▸ Persyaratan:
[1] Menurut teks tentang membunuh potensi berbuat dosa, apa yang tidak diselesaikan oleh kematian Tuhan Yesus di kayu salib?
[2] Kutip persis sebagian teks tentang membunuh potensi berbuat dosa: mulai dari kata-kata yang memuat "Ketika setiap kali" dan berhenti setelah "mustahil (Lukas 1:37).".

▸ Kutipan Dokumen:
Jumat, 21 Oktober 2016

MEMBUNUH POTENSI BERBUAT DOSA


1 Tesalonika 4:7-8
7 Allah memanggil kita bukan untuk melakukan apa yang cemar, melainkan apa yang kudus.
8 Karena itu siapa yang menolak ini bukanlah menolak manusia, melainkan menolak Allah yang telah memberikan juga Roh-Nya yang kudus kepada kamu.

Paulus menasehati jemaat Tesalonika agar mereka lebih bersungguh-sungguh lagi melaksanakan hidup yang kudus, berkenan kepada Tuhan, menolak panggilan ini berarti mereka menolak Tuhan.
Ketika setiap kali kita memohon ampun kepada Tuhan atas sesuatu yang dirasakan sebagai suatu kesalahan, maka yang harus dipersoalkan bukan hanya suatu kesalahan yang telah dilakukan tetapi juga keadaan diri yang masih bisa berbuat salah seperti (ketidaktulusan, iri hati, kesombongan terselubung, kebohongan kecil, keramahtamahan yang dibuat-buat, munafik dan lain sebagainya).
Jadi untuk mencapai hidup kudus dan berkenan dihadapan Tuhan kita harus bergumul dengan sangat serius, meminta pimpinan Roh Kudus setiap hari agar kita peka dan dimampukan membuang dan merobohkan potensi diri yang masih bisa untuk berbuat dosa. Memang hal ini adalah hal yang mustahil bagi manusia, tetapi bagi Allah tidak ada yang mustahil (Lukas 1:37).
Jika setiap anak Tuhan meresponi panggilan hidup kudus dihadapan Tuhan maka Roh Tuhan akan senantiasa membimbing mereka yang benar-benar serius mengasihi Tuhan dan memberi diri hidup sesuai dengan panggilan Tuhan ini.
Memang demikian seharusnya orang percaya harus hidup dihadapan Tuhan.

Kesucian hidup dihadapan Tuhan bukan hanya tindakan yang bertentangan dengan kehendak Allah, tetapi keberadaan atau level yang belum seperti yang Tuhan kehendaki. Level itu adalah semakin serupa dengan Tuhan Yesus, hidup seperti Dia hidup.
Kematian Tuhan Yesus di kayu salib menyelesaikan semua akibat dosa yang dilakukan seseorang, tetapi tidak menyelesaikan potensi dosa (hamartia, kemelesetan dari kehendak Allah).
Semua akibat dosa memang telah dipikul Tuhan Yesus.

(Data penempatan elemen)
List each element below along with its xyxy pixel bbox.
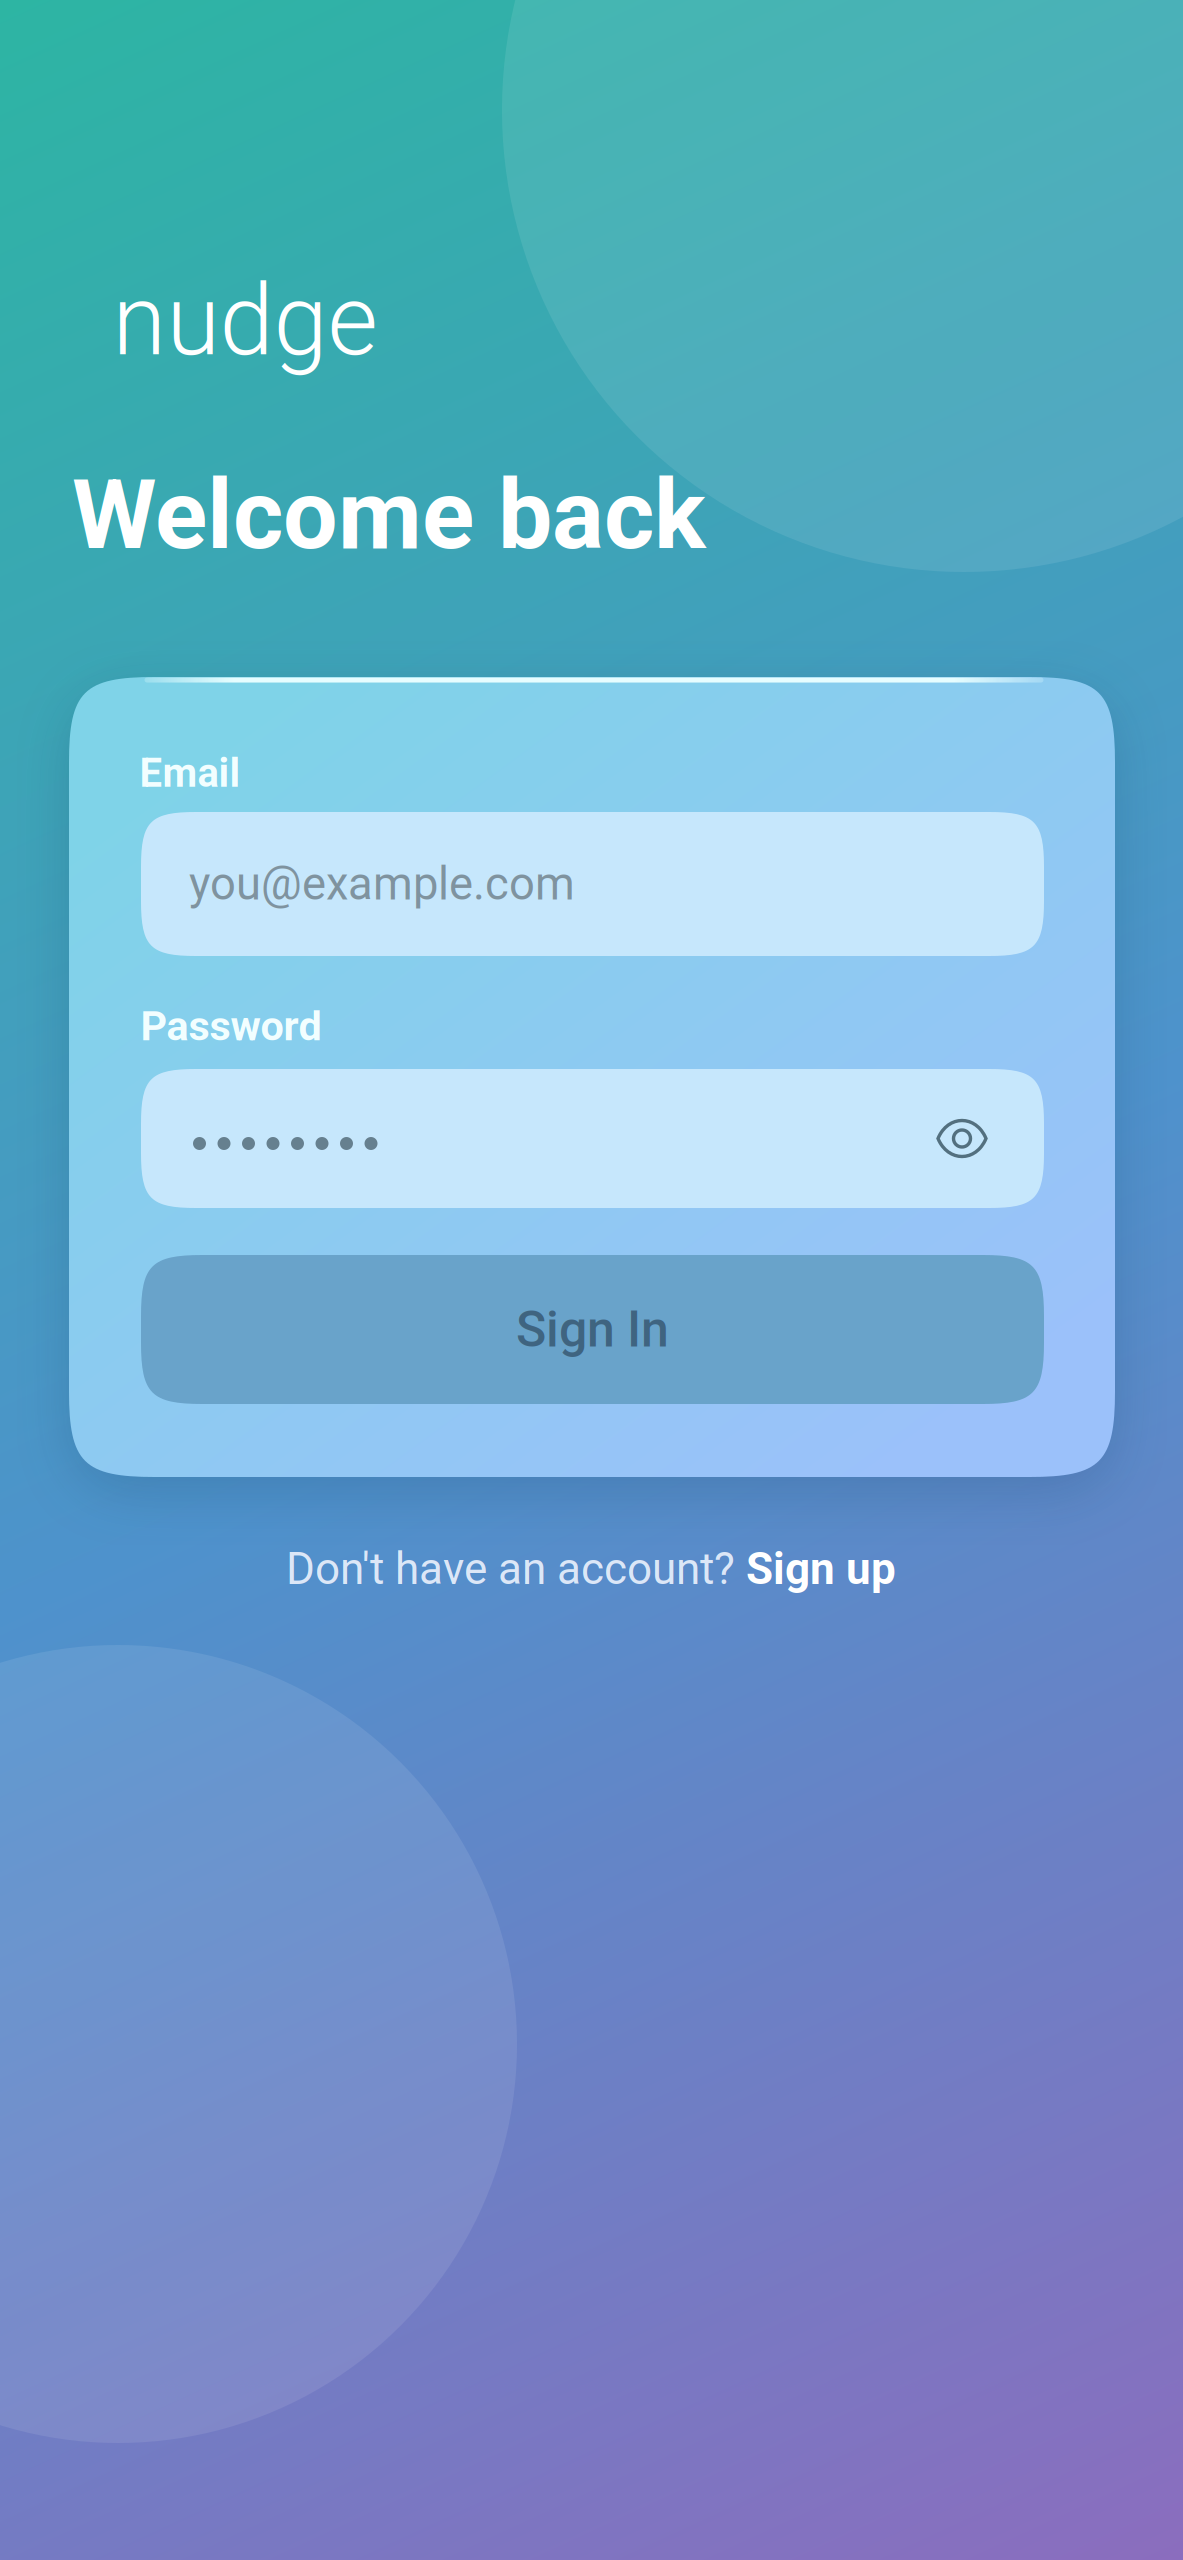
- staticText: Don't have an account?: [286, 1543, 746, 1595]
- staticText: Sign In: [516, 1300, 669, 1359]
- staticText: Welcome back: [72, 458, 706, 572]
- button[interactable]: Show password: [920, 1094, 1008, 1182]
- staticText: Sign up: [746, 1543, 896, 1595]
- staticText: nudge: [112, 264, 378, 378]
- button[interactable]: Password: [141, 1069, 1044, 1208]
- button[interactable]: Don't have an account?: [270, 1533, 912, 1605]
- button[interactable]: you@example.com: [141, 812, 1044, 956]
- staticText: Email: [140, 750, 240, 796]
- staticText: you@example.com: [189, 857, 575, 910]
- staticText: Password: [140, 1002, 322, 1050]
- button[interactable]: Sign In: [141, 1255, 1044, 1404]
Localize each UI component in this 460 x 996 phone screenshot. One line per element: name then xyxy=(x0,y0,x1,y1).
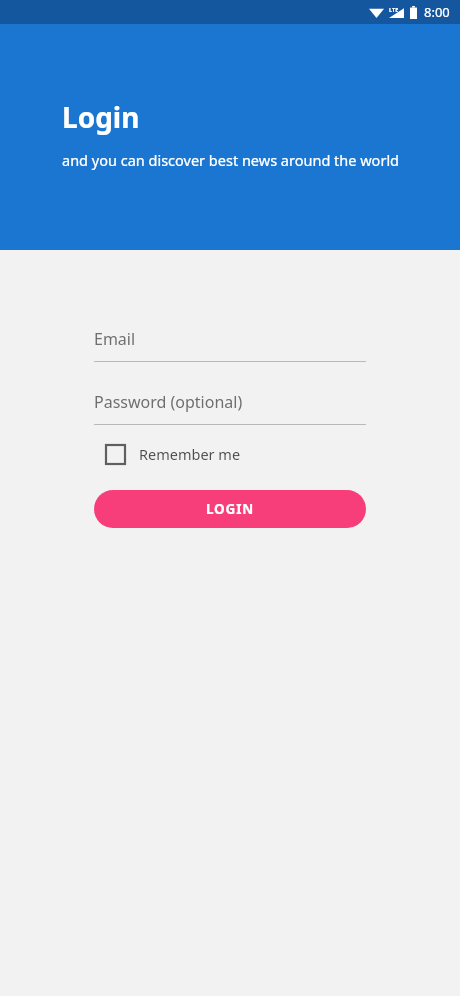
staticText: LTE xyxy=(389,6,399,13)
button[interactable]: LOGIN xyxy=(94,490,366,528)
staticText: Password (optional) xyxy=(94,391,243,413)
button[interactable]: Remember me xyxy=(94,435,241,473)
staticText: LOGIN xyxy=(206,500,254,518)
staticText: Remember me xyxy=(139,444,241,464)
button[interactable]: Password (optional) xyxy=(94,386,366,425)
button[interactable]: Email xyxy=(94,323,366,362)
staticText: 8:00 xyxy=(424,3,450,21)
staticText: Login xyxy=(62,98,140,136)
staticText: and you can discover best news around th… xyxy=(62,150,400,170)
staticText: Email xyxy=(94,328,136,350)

▸ Penyelesaian Soal:
[1] Potensi dosa (hamartia, kemelesetan dari kehendak Allah).

[2]
Ketika setiap kali kita memohon ampun kepada Tuhan atas sesuatu yang dirasakan sebagai suatu kesalahan, maka yang harus dipersoalkan bukan hanya suatu kesalahan yang telah dilakukan tetapi juga keadaan diri yang masih bisa berbuat salah seperti (ketidaktulusan, iri hati, kesombongan terselubung, kebohongan kecil, keramahtamahan yang dibuat-buat, munafik dan lain sebagainya).
Jadi untuk mencapai hidup kudus dan berkenan dihadapan Tuhan kita harus bergumul dengan sangat serius, meminta pimpinan Roh Kudus setiap hari agar kita peka dan dimampukan membuang dan merobohkan potensi diri yang masih bisa untuk berbuat dosa. Memang hal ini adalah hal yang mustahil bagi manusia, tetapi bagi Allah tidak ada yang mustahil (Lukas 1:37).